____ Material for this task

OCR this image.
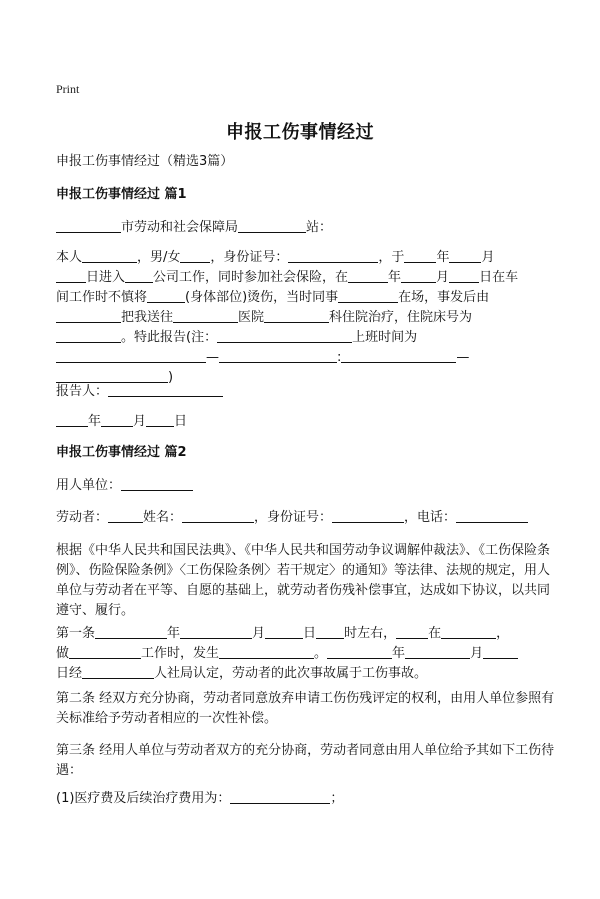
Print
申报工伤事情经过
申报工伤事情经过（精选3篇）
申报工伤事情经过 篇1
市劳动和社会保障局	站：
本人	，男/女 ，身份证号：	，于 年 月
日进入 公司工作，同时参加社会保险，在	年	月 日在车
间工作时不慎将	(身体部位)烫伤，当时同事	在场，事发后由
把我送往	医院	科住院治疗，住院床号为
。特此报告(注：	上班时间为
—	:	—
)
报告人：
年 月 日
申报工伤事情经过 篇2
用人单位：
劳动者：	姓名：	，身份证号：	，电话：
根据《中华人民共和国民法典》、《中华人民共和国劳动争议调解仲裁法》、《工伤保险条例》、伤险保险条例》〈工伤保险条例〉若干规定〉的通知》等法律、法规的规定，用人单位与劳动者在平等、自愿的基础上，就劳动者伤残补偿事宜，达成如下协议，以共同遵守、履行。
第一条	年	月	日 时左右， 在	，
做	工作时，发生	。	年	月
日经	人社局认定，劳动者的此次事故属于工伤事故。
第二条 经双方充分协商，劳动者同意放弃申请工伤伤残评定的权利，由用人单位参照有关标准给予劳动者相应的一次性补偿。
第三条 经用人单位与劳动者双方的充分协商，劳动者同意由用人单位给予其如下工伤待遇：
(1)医疗费及后续治疗费用为：	；
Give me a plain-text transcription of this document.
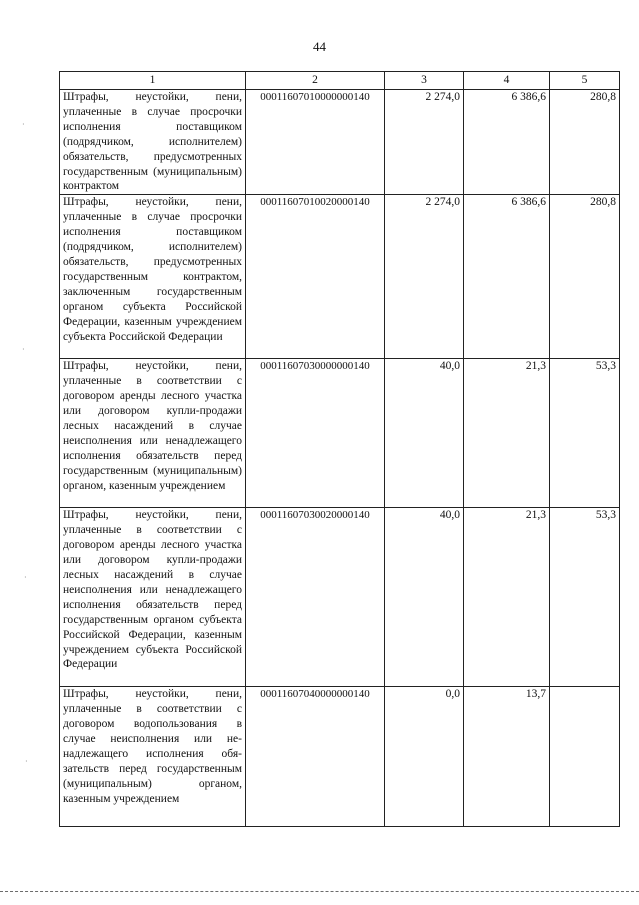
44
1	2	3	4	5
Штрафы, неустойки, пени, уплаченные в случае просрочки исполнения поставщиком (подрядчиком, исполнителем) обязательств, предусмотренных государственным (муниципальным) контрактом	00011607010000000140	2 274,0	6 386,6	280,8
Штрафы, неустойки, пени, уплаченные в случае просрочки исполнения поставщиком (подрядчиком, исполнителем) обязательств, предусмотренных государственным контрактом, заключенным государственным органом субъекта Российской Федерации, казенным учреждением субъекта Российской Федерации	00011607010020000140	2 274,0	6 386,6	280,8
Штрафы, неустойки, пени, уплаченные в соответствии с договором аренды лесного участка или договором купли-продажи лесных насаждений в случае неисполнения или ненадлежащего исполнения обязательств перед государственным (муниципальным) органом, казенным учреждением	00011607030000000140	40,0	21,3	53,3
Штрафы, неустойки, пени, уплаченные в соответствии с договором аренды лесного участка или договором купли-продажи лесных насаждений в случае неисполнения или ненадлежащего исполнения обязательств перед государственным органом субъекта Российской Федерации, казенным учреждением субъекта Российской Федерации	00011607030020000140	40,0	21,3	53,3
Штрафы, неустойки, пени, уплаченные в соответствии с договором водопользования в случае неисполнения или ненадлежащего исполнения обязательств перед государственным (муниципальным) органом, казенным учреждением	00011607040000000140	0,0	13,7	
·
·
·
·
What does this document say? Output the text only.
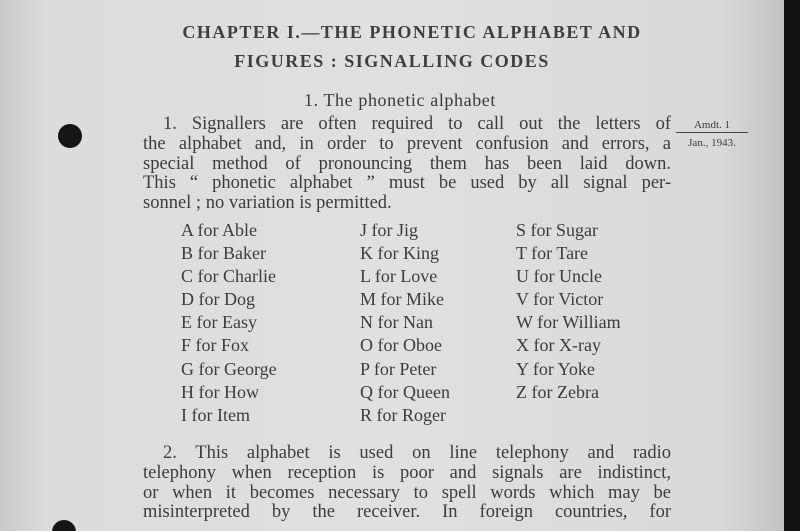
CHAPTER I.—THE PHONETIC ALPHABET AND
FIGURES : SIGNALLING CODES
1. The phonetic alphabet
1. Signallers are often required to call out the letters of
the alphabet and, in order to prevent confusion and errors, a
special method of pronouncing them has been laid down.
This “ phonetic alphabet ” must be used by all signal per-
sonnel ; no variation is permitted.
Amdt. 1
Jan., 1943.
A for Able
B for Baker
C for Charlie
D for Dog
E for Easy
F for Fox
G for George
H for How
I for Item
J for Jig
K for King
L for Love
M for Mike
N for Nan
O for Oboe
P for Peter
Q for Queen
R for Roger
S for Sugar
T for Tare
U for Uncle
V for Victor
W for William
X for X-ray
Y for Yoke
Z for Zebra
2. This alphabet is used on line telephony and radio
telephony when reception is poor and signals are indistinct,
or when it becomes necessary to spell words which may be
misinterpreted by the receiver. In foreign countries, for
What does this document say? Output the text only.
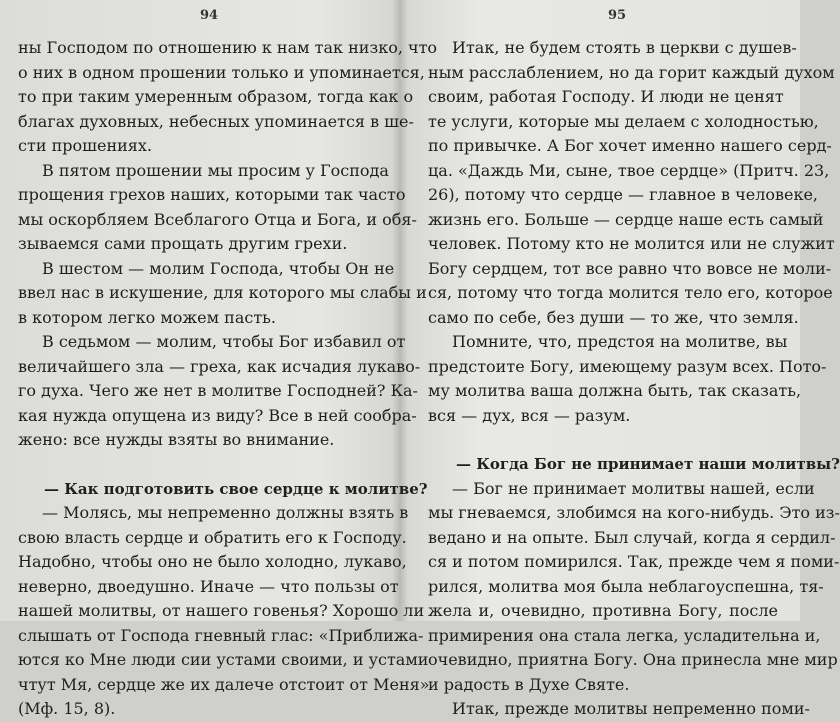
94
ны Господом по отношению к нам так низко, что
о них в одном прошении только и упоминается,
то при таким умеренным образом, тогда как о
благах духовных, небесных упоминается в ше-
сти прошениях.
В пятом прошении мы просим у Господа
прощения грехов наших, которыми так часто
мы оскорбляем Всеблагого Отца и Бога, и обя-
зываемся сами прощать другим грехи.
В шестом — молим Господа, чтобы Он не
ввел нас в искушение, для которого мы слабы и
в котором легко можем пасть.
В седьмом — молим, чтобы Бог избавил от
величайшего зла — греха, как исчадия лукаво-
го духа. Чего же нет в молитве Господней? Ка-
кая нужда опущена из виду? Все в ней сообра-
жено: все нужды взяты во внимание.
— Как подготовить свое сердце к молитве?
— Молясь, мы непременно должны взять в
свою власть сердце и обратить его к Господу.
Надобно, чтобы оно не было холодно, лукаво,
неверно, двоедушно. Иначе — что пользы от
нашей молитвы, от нашего говенья? Хорошо ли
слышать от Господа гневный глас: «Приближа-
ются ко Мне люди сии устами своими, и устами
чтут Мя, сердце же их далече отстоит от Меня»
(Мф. 15, 8).
95
Итак, не будем стоять в церкви с душев-
ным расслаблением, но да горит каждый духом
своим, работая Господу. И люди не ценят
те услуги, которые мы делаем с холодностью,
по привычке. А Бог хочет именно нашего серд-
ца. «Даждь Ми, сыне, твое сердце» (Притч. 23,
26), потому что сердце — главное в человеке,
жизнь его. Больше — сердце наше есть самый
человек. Потому кто не молится или не служит
Богу сердцем, тот все равно что вовсе не моли-
ся, потому что тогда молится тело его, которое
само по себе, без души — то же, что земля.
Помните, что, предстоя на молитве, вы
предстоите Богу, имеющему разум всех. Пото-
му молитва ваша должна быть, так сказать,
вся — дух, вся — разум.
— Когда Бог не принимает наши молитвы?
— Бог не принимает молитвы нашей, если
мы гневаемся, злобимся на кого-нибудь. Это из-
ведано и на опыте. Был случай, когда я сердил-
ся и потом помирился. Так, прежде чем я поми-
рился, молитва моя была неблагоуспешна, тя-
жела и, очевидно, противна Богу, после
примирения она стала легка, усладительна и,
очевидно, приятна Богу. Она принесла мне мир
и радость в Духе Святе.
Итак, прежде молитвы непременно поми-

________

## Given problem:
From the material, report only how many lines include the word "Российской".

## Exercise answer:
2